REQUEST —
Each line should be copied exactly.

STORED DATA —
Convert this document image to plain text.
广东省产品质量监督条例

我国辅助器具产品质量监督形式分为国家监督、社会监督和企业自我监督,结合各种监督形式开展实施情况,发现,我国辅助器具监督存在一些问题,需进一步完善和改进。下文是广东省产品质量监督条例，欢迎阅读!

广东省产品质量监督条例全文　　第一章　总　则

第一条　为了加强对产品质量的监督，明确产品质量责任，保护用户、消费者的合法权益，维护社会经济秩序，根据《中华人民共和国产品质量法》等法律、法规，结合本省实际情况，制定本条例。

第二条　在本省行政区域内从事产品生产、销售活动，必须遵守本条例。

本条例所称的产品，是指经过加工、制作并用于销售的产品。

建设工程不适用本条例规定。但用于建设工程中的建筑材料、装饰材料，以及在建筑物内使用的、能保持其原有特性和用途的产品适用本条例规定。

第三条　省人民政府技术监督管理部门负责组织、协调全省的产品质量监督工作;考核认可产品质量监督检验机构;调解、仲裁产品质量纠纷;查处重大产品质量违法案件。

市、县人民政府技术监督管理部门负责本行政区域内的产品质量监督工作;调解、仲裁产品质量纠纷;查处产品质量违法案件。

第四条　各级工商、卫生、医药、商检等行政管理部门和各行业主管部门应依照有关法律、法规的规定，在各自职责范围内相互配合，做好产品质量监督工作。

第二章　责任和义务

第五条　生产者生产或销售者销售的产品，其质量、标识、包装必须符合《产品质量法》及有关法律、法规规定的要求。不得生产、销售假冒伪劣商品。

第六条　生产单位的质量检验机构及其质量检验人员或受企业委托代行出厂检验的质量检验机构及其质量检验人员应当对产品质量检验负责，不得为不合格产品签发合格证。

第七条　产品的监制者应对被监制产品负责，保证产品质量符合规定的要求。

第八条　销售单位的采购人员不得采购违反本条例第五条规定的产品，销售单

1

SOLUTION TO THIS TASK —
Convert this document image to plain text.
广东省产品质量监督条例

我国辅助器具产品质量监督形式分为国家监督、社会监督和企业自我监督,结合各种监督形式开展实施情况,发现,我国辅助器具监督存在一些问题,需进一步完善和改进。下文是广东省产品质量监督条例，欢迎阅读!

广东省产品质量监督条例全文　　第一章　总　则

第一条　为了加强对产品质量的监督，明确产品质量责任，保护用户、消费者的合法权益，维护社会经济秩序，根据《中华人民共和国产品质量法》等法律、法规，结合本省实际情况，制定本条例。

第二条　在本省行政区域内从事产品生产、销售活动，必须遵守本条例。

本条例所称的产品，是指经过加工、制作并用于销售的产品。

建设工程不适用本条例规定。但用于建设工程中的建筑材料、装饰材料，以及在建筑物内使用的、能保持其原有特性和用途的产品适用本条例规定。

第三条　省人民政府技术监督管理部门负责组织、协调全省的产品质量监督工作;考核认可产品质量监督检验机构;调解、仲裁产品质量纠纷;查处重大产品质量违法案件。

市、县人民政府技术监督管理部门负责本行政区域内的产品质量监督工作;调解、仲裁产品质量纠纷;查处产品质量违法案件。

第四条　各级工商、卫生、医药、商检等行政管理部门和各行业主管部门应依照有关法律、法规的规定，在各自职责范围内相互配合，做好产品质量监督工作。

第二章　责任和义务

第五条　生产者生产或销售者销售的产品，其质量、标识、包装必须符合《产品质量法》及有关法律、法规规定的要求。不得生产、销售假冒伪劣商品。

第六条　生产单位的质量检验机构及其质量检验人员或受企业委托代行出厂检验的质量检验机构及其质量检验人员应当对产品质量检验负责，不得为不合格产品签发合格证。

第七条　产品的监制者应对被监制产品负责，保证产品质量符合规定的要求。

第八条　销售单位的采购人员不得采购违反本条例第五条规定的产品，销售单

1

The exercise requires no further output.